- Task instructions
(a) Answer these questions about the tornado forum thread:
(i) How long is the video described in the first post?
(ii) How much of the video had Carol watched when she replied?
(iii) Who is blocked from watching the footage, according to Sukerkin?
(b) Reproduce the portion of the tornado forum thread starting at "Awesome find, thanks" and ending at "to say :nods:.".

- Reading passage
#####

# Tornado Interceptors



## MA-Caver (May 30, 2011)

This is an hour long video documenting a man's quest to get an IMAX shot of a tornado... from the INSIDE. He spent thousands of dollars to build a vehicle that will allow him (and his team) to drive inside a tornado's path and with a IMAX camera mounted inside a turrent film the funnel. Lots of frustration but eventually success... 
http://www.snagfilms.com/films/title/tornado_intercept1/

Pretty crazy and insane stuff but risk takers like these that survive also provide crucial scientific data needed to understand these killer storms better. This year is rapidly approaching the most deadliest tornado season and knowledge gained from these guys can help prevent further fatalities by understanding the storms, their possible paths, winds and other data to better inform people in advance to seek safety. 

Enjoy


----------



## Carol (May 31, 2011)

DANG!  That looks scary...but also very interesting.  Just watched the first minute but I'm def. bookmarking to view later. 

Awesome find, thanks for sharing! :asian:


----------



## Sukerkin (May 31, 2011)

Sadly I cannot view the footage due to some nefarious racism that blocks English viewers from watching it .

Sounds fascinating I have to say :nods:.


----------

#####

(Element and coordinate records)
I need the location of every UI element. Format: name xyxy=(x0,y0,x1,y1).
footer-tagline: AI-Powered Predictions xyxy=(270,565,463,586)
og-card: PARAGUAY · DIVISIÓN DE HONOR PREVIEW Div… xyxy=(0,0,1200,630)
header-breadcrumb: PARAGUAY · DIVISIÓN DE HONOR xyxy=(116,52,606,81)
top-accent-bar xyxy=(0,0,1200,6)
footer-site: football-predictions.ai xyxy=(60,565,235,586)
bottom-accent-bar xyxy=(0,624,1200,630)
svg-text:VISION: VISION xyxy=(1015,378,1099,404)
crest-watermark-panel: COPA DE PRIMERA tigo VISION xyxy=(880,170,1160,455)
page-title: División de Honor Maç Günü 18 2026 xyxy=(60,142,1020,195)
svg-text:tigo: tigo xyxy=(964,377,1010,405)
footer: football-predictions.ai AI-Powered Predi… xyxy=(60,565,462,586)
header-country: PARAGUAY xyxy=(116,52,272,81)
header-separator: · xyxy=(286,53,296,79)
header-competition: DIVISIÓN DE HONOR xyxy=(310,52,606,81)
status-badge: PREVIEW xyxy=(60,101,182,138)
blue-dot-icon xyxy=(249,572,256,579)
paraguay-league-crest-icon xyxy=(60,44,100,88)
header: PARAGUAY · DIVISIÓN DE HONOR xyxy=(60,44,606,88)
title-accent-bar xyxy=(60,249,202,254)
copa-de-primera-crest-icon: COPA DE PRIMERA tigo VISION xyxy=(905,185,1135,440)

#####

- Written responses
(a)
(i) About an hour.
(ii) The first minute.
(iii) English viewers.

(b)
Awesome find, thanks for sharing! :asian:


----------



## Sukerkin (May 31, 2011)

Sadly I cannot view the footage due to some nefarious racism that blocks English viewers from watching it .

Sounds fascinating I have to say :nods:.